Direction. Every entry below should be transcribed exactly; pictures stay out of the copy.

# # # #

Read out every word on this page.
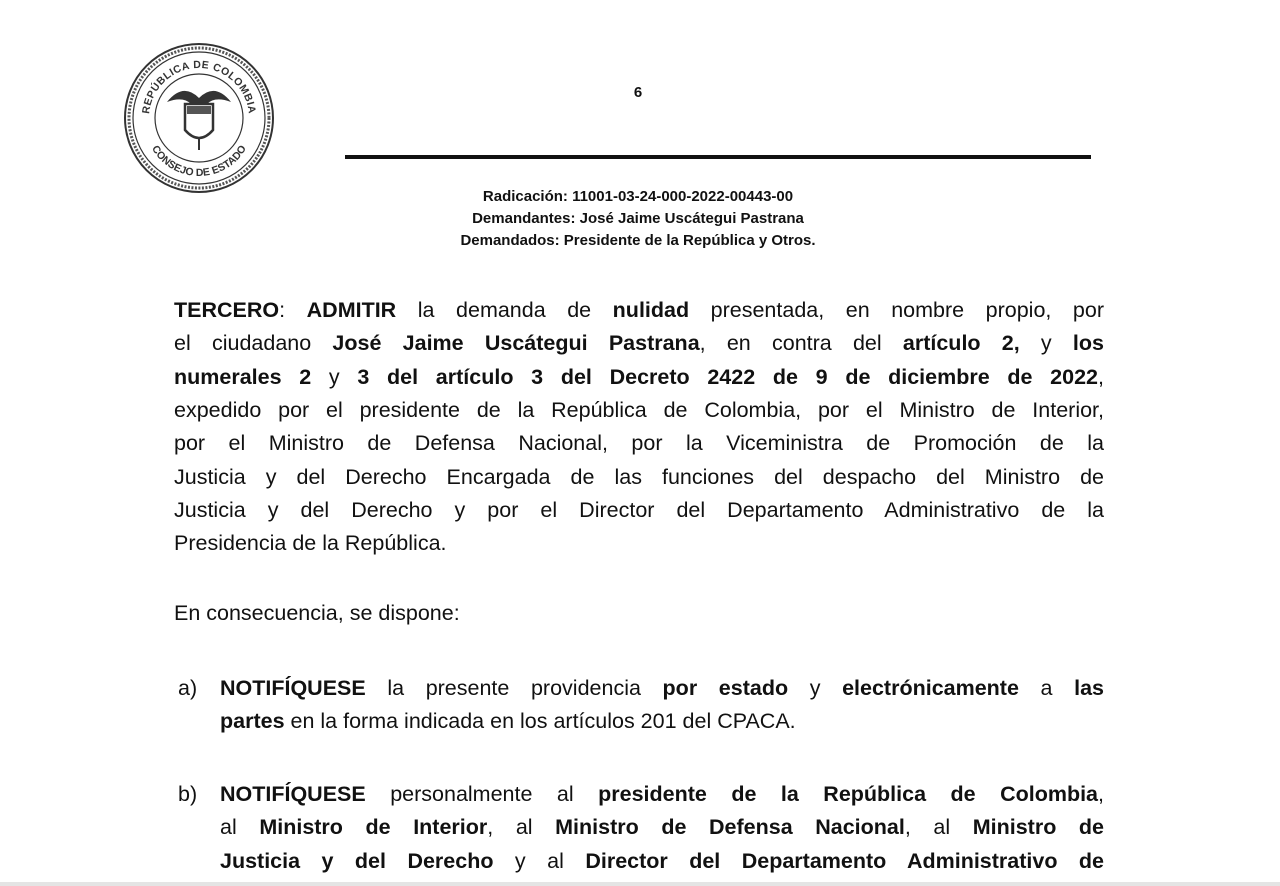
REPÚBLICA DE COLOMBIA
CONSEJO DE ESTADO
6
Radicación: 11001-03-24-000-2022-00443-00
Demandantes: José Jaime Uscátegui Pastrana
Demandados: Presidente de la República y Otros.
TERCERO: ADMITIR la demanda de nulidad presentada, en nombre propio, por
el ciudadano José Jaime Uscátegui Pastrana, en contra del artículo 2, y los
numerales 2 y 3 del artículo 3 del Decreto 2422 de 9 de diciembre de 2022,
expedido por el presidente de la República de Colombia, por el Ministro de Interior,
por el Ministro de Defensa Nacional, por la Viceministra de Promoción de la
Justicia y del Derecho Encargada de las funciones del despacho del Ministro de
Justicia y del Derecho y por el Director del Departamento Administrativo de la
Presidencia de la República.
En consecuencia, se dispone:
a) NOTIFÍQUESE la presente providencia por estado y electrónicamente a las
partes en la forma indicada en los artículos 201 del CPACA.
b) NOTIFÍQUESE personalmente al presidente de la República de Colombia,
al Ministro de Interior, al Ministro de Defensa Nacional, al Ministro de
Justicia y del Derecho y al Director del Departamento Administrativo de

# # # #

Task result.
Read out every word on this page.
REPÚBLICA DE COLOMBIA
CONSEJO DE ESTADO
6
Radicación: 11001-03-24-000-2022-00443-00
Demandantes: José Jaime Uscátegui Pastrana
Demandados: Presidente de la República y Otros.
TERCERO: ADMITIR la demanda de nulidad presentada, en nombre propio, por
el ciudadano José Jaime Uscátegui Pastrana, en contra del artículo 2, y los
numerales 2 y 3 del artículo 3 del Decreto 2422 de 9 de diciembre de 2022,
expedido por el presidente de la República de Colombia, por el Ministro de Interior,
por el Ministro de Defensa Nacional, por la Viceministra de Promoción de la
Justicia y del Derecho Encargada de las funciones del despacho del Ministro de
Justicia y del Derecho y por el Director del Departamento Administrativo de la
Presidencia de la República.
En consecuencia, se dispone:
a) NOTIFÍQUESE la presente providencia por estado y electrónicamente a las
partes en la forma indicada en los artículos 201 del CPACA.
b) NOTIFÍQUESE personalmente al presidente de la República de Colombia,
al Ministro de Interior, al Ministro de Defensa Nacional, al Ministro de
Justicia y del Derecho y al Director del Departamento Administrativo de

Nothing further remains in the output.